Input rows:
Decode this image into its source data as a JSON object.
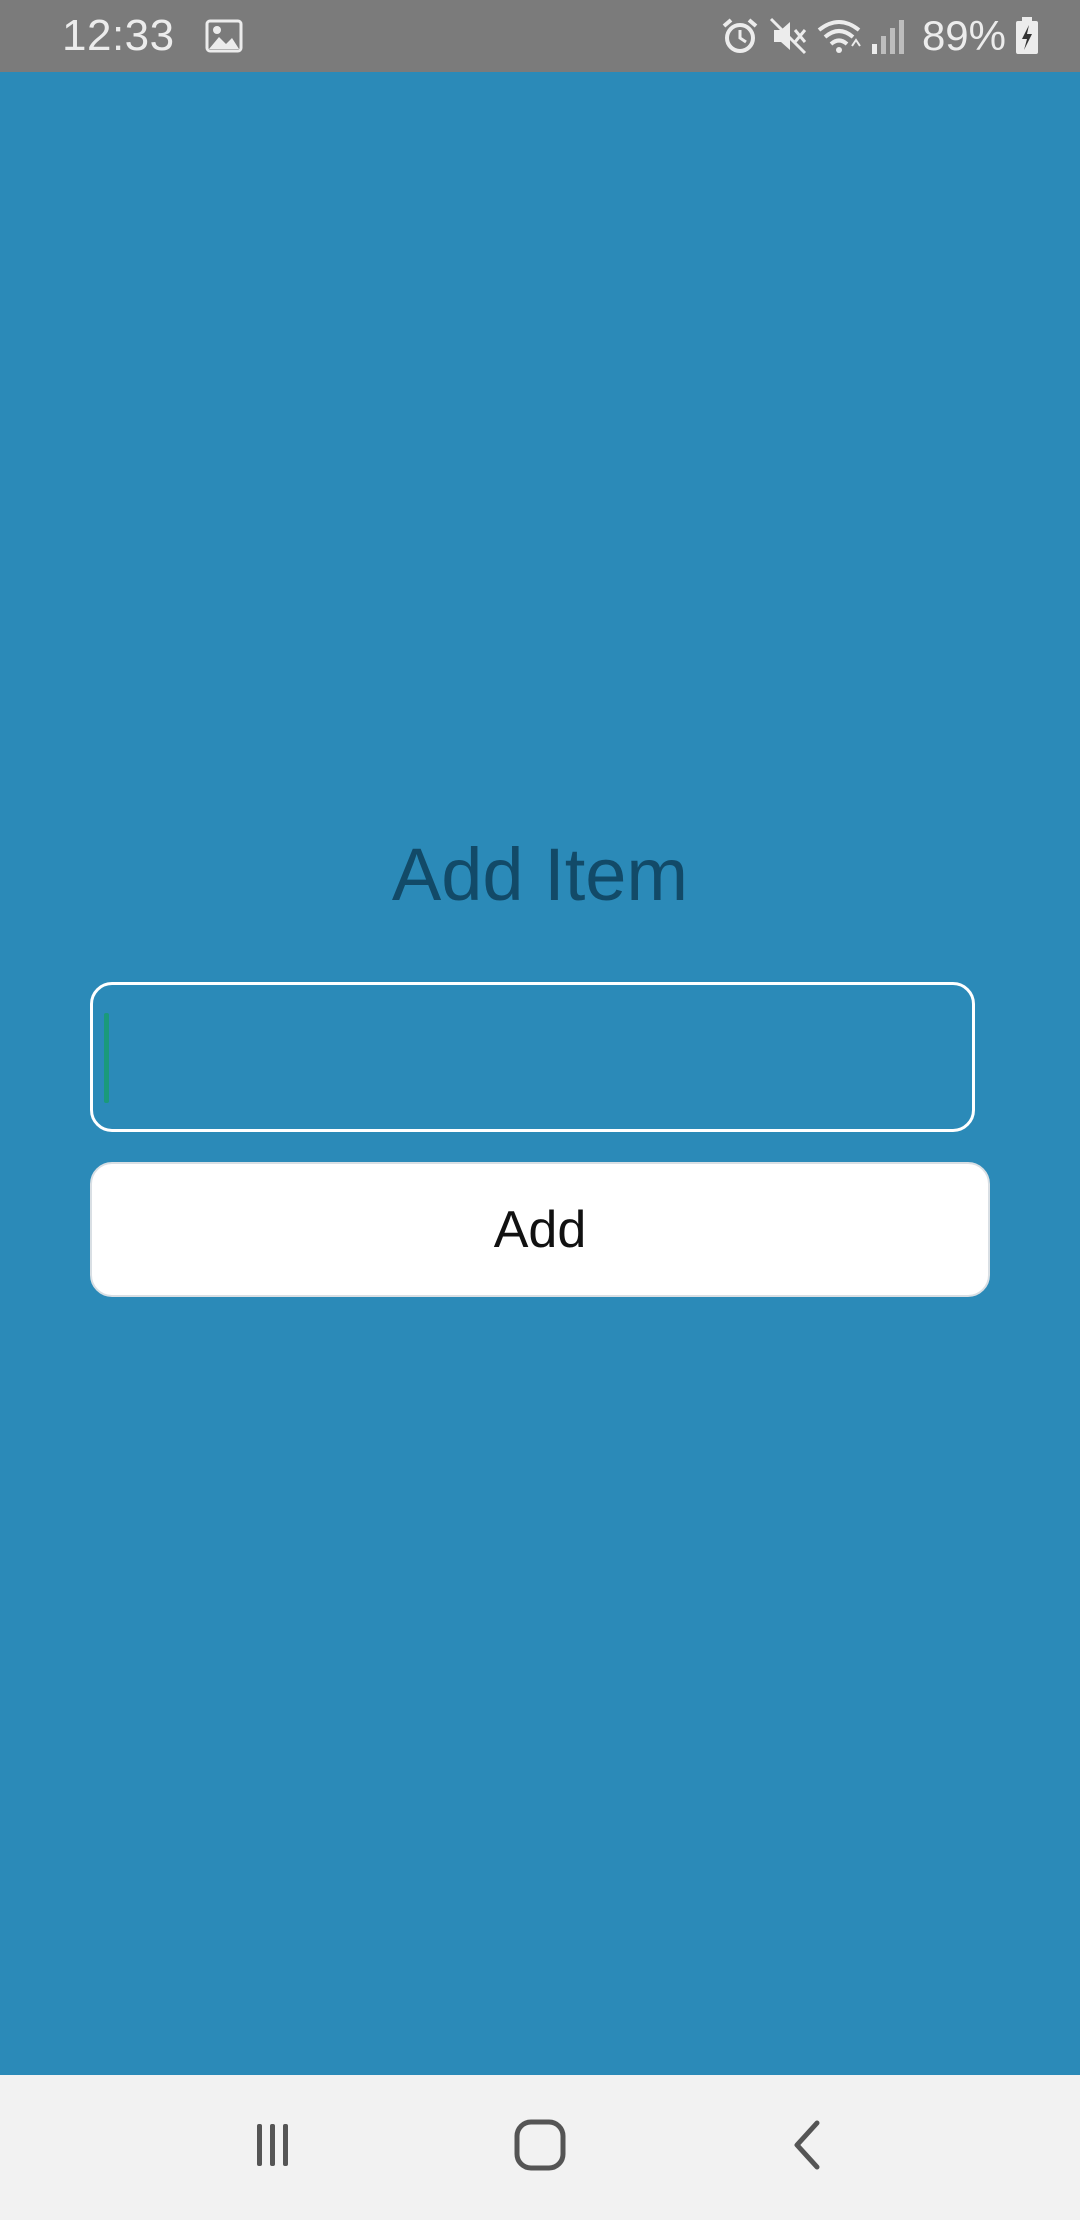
{
  "status_bar": {
    "time": "12:33",
    "battery_percent": "89%",
    "icons": [
      "image-icon",
      "alarm-icon",
      "mute-icon",
      "wifi-icon",
      "signal-icon",
      "battery-charging-icon"
    ]
  },
  "main": {
    "title": "Add Item",
    "input": {
      "value": "",
      "placeholder": ""
    },
    "add_button_label": "Add"
  },
  "nav_bar": {
    "buttons": [
      "recent-apps-icon",
      "home-icon",
      "back-icon"
    ]
  },
  "colors": {
    "background": "#2b8ab8",
    "title": "#124a68",
    "status_bar": "#7b7b7b",
    "nav_bar": "#f2f2f2",
    "cursor": "#1a9a7a"
  }
}
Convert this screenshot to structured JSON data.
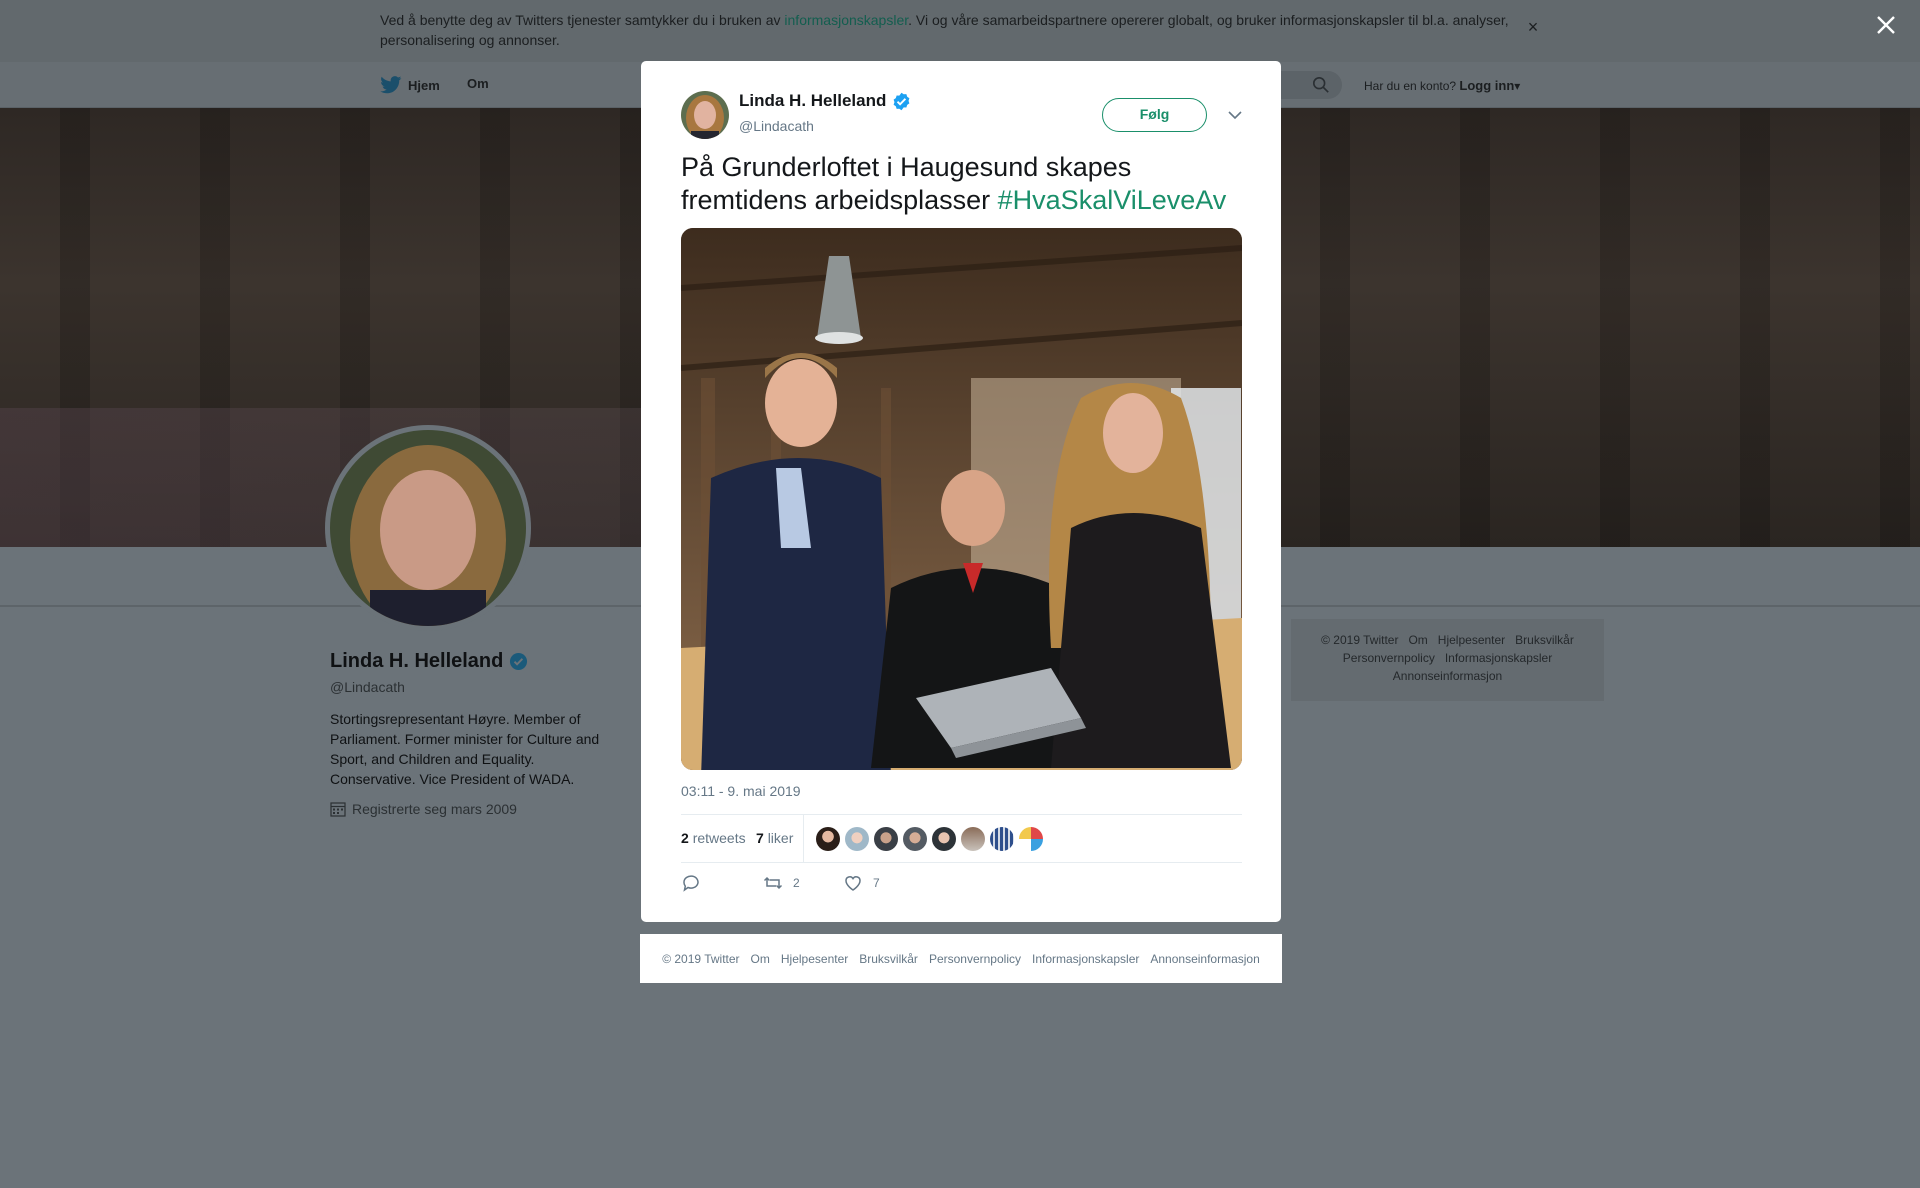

Problem:
From the entries above, output every line exactly and omit any image.

Exercise response:
Decode this image into its source data as a JSON object.
{
  "status_bar": {
    "time": "12:33",
    "battery_percent": "89%",
    "icons": [
      "image-icon",
      "alarm-icon",
      "mute-icon",
      "wifi-icon",
      "signal-icon",
      "battery-charging-icon"
    ]
  },
  "main": {
    "title": "Add Item",
    "input": {
      "value": "",
      "placeholder": ""
    },
    "add_button_label": "Add"
  },
  "nav_bar": {
    "buttons": [
      "recent-apps-icon",
      "home-icon",
      "back-icon"
    ]
  },
  "colors": {
    "background": "#2b8ab8",
    "title": "#124a68",
    "status_bar": "#7b7b7b",
    "nav_bar": "#f2f2f2",
    "cursor": "#1a9a7a"
  }
}
Convert this screenshot to structured JSON data.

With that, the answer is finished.